Aim of the task: Search the material for the word "into" and report each line where it turns up.

Dataset records on visual material
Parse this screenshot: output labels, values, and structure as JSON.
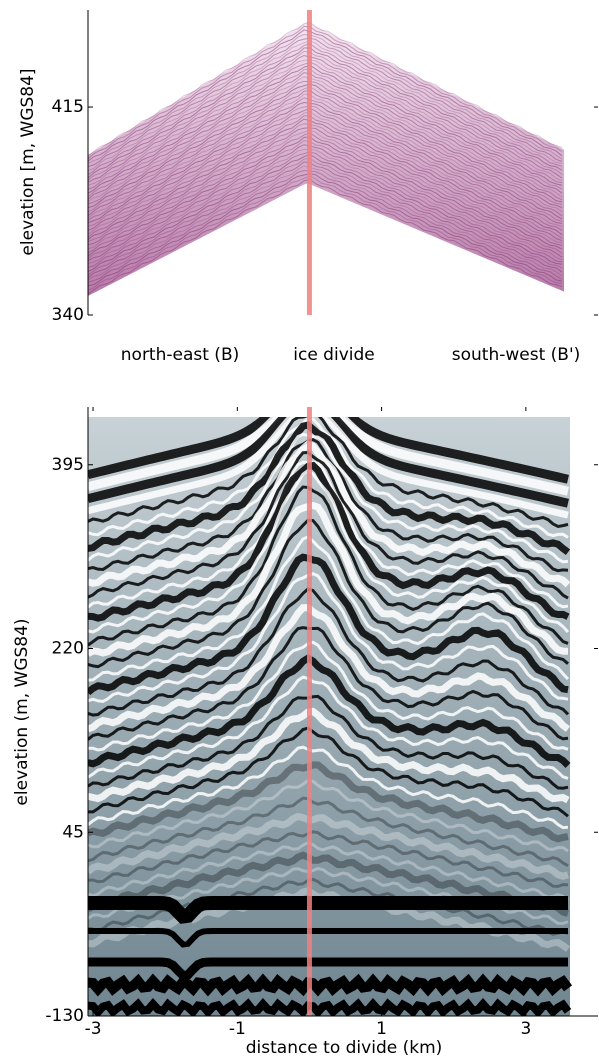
{
  "chart_data": [
    {
      "type": "image",
      "ylabel": "elevation [m, WGS84]",
      "ylim": [
        340,
        450
      ],
      "yticks": [
        340,
        415
      ],
      "xlim": [
        -3.07,
        4.0
      ],
      "divide_x": 0,
      "divide_color": "#f08080",
      "annotations": [
        "north-east (B)",
        "ice divide",
        "south-west (B')"
      ]
    },
    {
      "type": "image",
      "ylabel": "elevation (m, WGS84)",
      "xlabel": "distance to divide (km)",
      "ylim": [
        -130,
        450
      ],
      "yticks": [
        -130,
        45,
        220,
        395
      ],
      "xlim": [
        -3.07,
        4.0
      ],
      "xticks": [
        -3,
        -1,
        1,
        3
      ],
      "divide_x": 0,
      "divide_color": "#f08080"
    }
  ]
}
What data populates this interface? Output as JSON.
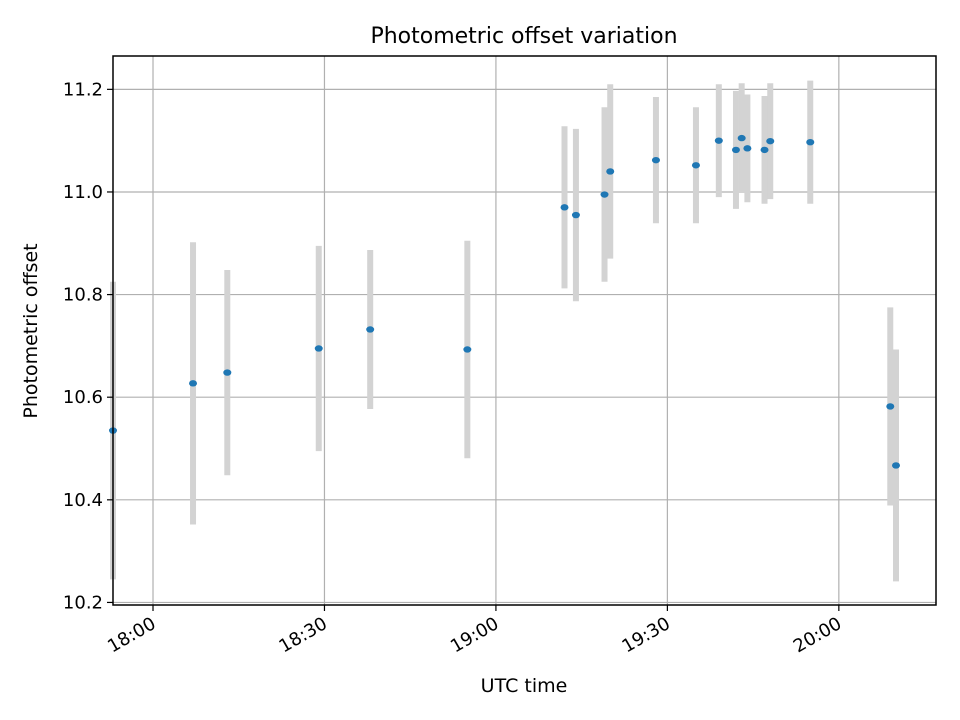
{
  "chart_data": {
    "type": "scatter",
    "title": "Photometric offset variation",
    "xlabel": "UTC time",
    "ylabel": "Photometric offset",
    "grid": true,
    "xlim": [
      "17:53",
      "20:17"
    ],
    "ylim": [
      10.195,
      11.265
    ],
    "xticks": [
      "18:00",
      "18:30",
      "19:00",
      "19:30",
      "20:00"
    ],
    "yticks": [
      10.2,
      10.4,
      10.6,
      10.8,
      11.0,
      11.2
    ],
    "point_color": "#1f77b4",
    "errorbar_color": "#d3d3d3",
    "points": [
      {
        "time": "17:53",
        "offset": 10.535,
        "err": 0.29
      },
      {
        "time": "18:07",
        "offset": 10.627,
        "err": 0.275
      },
      {
        "time": "18:13",
        "offset": 10.648,
        "err": 0.2
      },
      {
        "time": "18:29",
        "offset": 10.695,
        "err": 0.2
      },
      {
        "time": "18:38",
        "offset": 10.732,
        "err": 0.155
      },
      {
        "time": "18:55",
        "offset": 10.693,
        "err": 0.212
      },
      {
        "time": "19:12",
        "offset": 10.97,
        "err": 0.158
      },
      {
        "time": "19:14",
        "offset": 10.955,
        "err": 0.168
      },
      {
        "time": "19:19",
        "offset": 10.995,
        "err": 0.17
      },
      {
        "time": "19:20",
        "offset": 11.04,
        "err": 0.17
      },
      {
        "time": "19:28",
        "offset": 11.062,
        "err": 0.123
      },
      {
        "time": "19:35",
        "offset": 11.052,
        "err": 0.113
      },
      {
        "time": "19:39",
        "offset": 11.1,
        "err": 0.11
      },
      {
        "time": "19:42",
        "offset": 11.082,
        "err": 0.115
      },
      {
        "time": "19:43",
        "offset": 11.105,
        "err": 0.107
      },
      {
        "time": "19:44",
        "offset": 11.085,
        "err": 0.105
      },
      {
        "time": "19:47",
        "offset": 11.082,
        "err": 0.105
      },
      {
        "time": "19:48",
        "offset": 11.099,
        "err": 0.113
      },
      {
        "time": "19:55",
        "offset": 11.097,
        "err": 0.12
      },
      {
        "time": "20:09",
        "offset": 10.582,
        "err": 0.193
      },
      {
        "time": "20:10",
        "offset": 10.467,
        "err": 0.226
      }
    ]
  }
}
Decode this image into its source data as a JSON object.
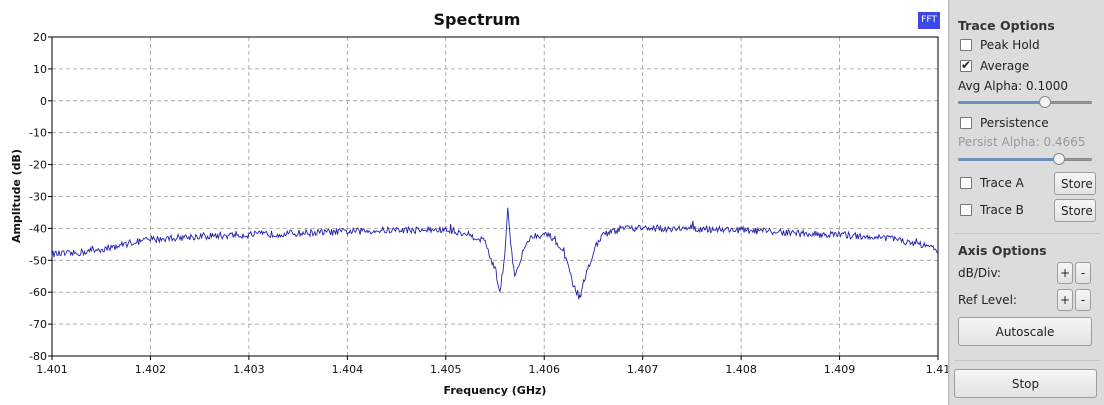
{
  "chart_data": {
    "type": "line",
    "title": "Spectrum",
    "xlabel": "Frequency (GHz)",
    "ylabel": "Amplitude (dB)",
    "xlim": [
      1.401,
      1.41
    ],
    "ylim": [
      -80,
      20
    ],
    "grid": true,
    "x_ticks": [
      1.401,
      1.402,
      1.403,
      1.404,
      1.405,
      1.406,
      1.407,
      1.408,
      1.409,
      1.41
    ],
    "x_tick_labels": [
      "1.401",
      "1.402",
      "1.403",
      "1.404",
      "1.405",
      "1.406",
      "1.407",
      "1.408",
      "1.409",
      "1.41"
    ],
    "y_ticks": [
      20,
      10,
      0,
      -10,
      -20,
      -30,
      -40,
      -50,
      -60,
      -70,
      -80
    ],
    "y_tick_labels": [
      "20",
      "10",
      "0",
      "-10",
      "-20",
      "-30",
      "-40",
      "-50",
      "-60",
      "-70",
      "-80"
    ],
    "color": "#2222aa",
    "series": [
      {
        "x": [
          1.401,
          1.4012,
          1.4014,
          1.4016,
          1.4018,
          1.402,
          1.4022,
          1.4025,
          1.403,
          1.4035,
          1.404,
          1.4045,
          1.405,
          1.4052,
          1.4054,
          1.4055,
          1.40555,
          1.4056,
          1.40563,
          1.40566,
          1.4057,
          1.40575,
          1.4058,
          1.4059,
          1.406,
          1.4061,
          1.4062,
          1.4063,
          1.40635,
          1.4064,
          1.4065,
          1.4066,
          1.4067,
          1.4068,
          1.407,
          1.4075,
          1.408,
          1.4085,
          1.409,
          1.4095,
          1.4098,
          1.41
        ],
        "y": [
          -48,
          -48,
          -47,
          -46,
          -44.5,
          -43.5,
          -43,
          -42.5,
          -42,
          -41.5,
          -41,
          -40.5,
          -40.5,
          -41.5,
          -44,
          -53,
          -60,
          -48,
          -33.5,
          -45,
          -55,
          -51,
          -45,
          -42,
          -42,
          -43,
          -48,
          -58,
          -63,
          -57,
          -47,
          -42,
          -41,
          -40,
          -40,
          -40,
          -40.5,
          -41.5,
          -42,
          -43,
          -45,
          -47
        ]
      }
    ]
  },
  "badge": "FFT",
  "side_panel": {
    "trace_options_title": "Trace Options",
    "peak_hold": {
      "label": "Peak Hold",
      "checked": false
    },
    "average": {
      "label": "Average",
      "checked": true
    },
    "avg_alpha_label": "Avg Alpha: 0.1000",
    "avg_alpha_value": 0.1,
    "persistence": {
      "label": "Persistence",
      "checked": false
    },
    "persist_alpha_label": "Persist Alpha: 0.4665",
    "persist_alpha_value": 0.4665,
    "trace_a": {
      "label": "Trace A",
      "checked": false,
      "store_label": "Store"
    },
    "trace_b": {
      "label": "Trace B",
      "checked": false,
      "store_label": "Store"
    },
    "axis_options_title": "Axis Options",
    "db_div_label": "dB/Div:",
    "ref_level_label": "Ref Level:",
    "plus_label": "+",
    "minus_label": "-",
    "autoscale_label": "Autoscale",
    "stop_label": "Stop"
  }
}
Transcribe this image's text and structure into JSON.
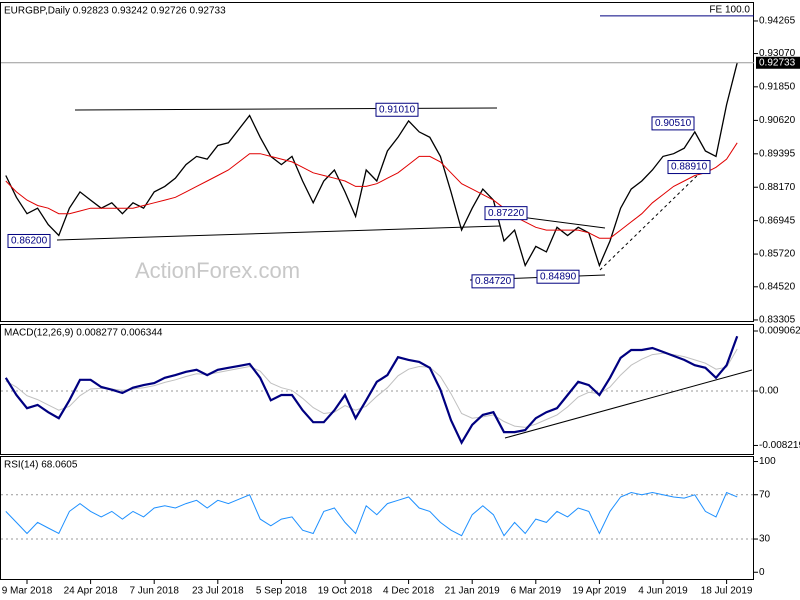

Exercise result:
Decode this image into its source data as a JSON object.
Transcribe this image's text and structure into JSON.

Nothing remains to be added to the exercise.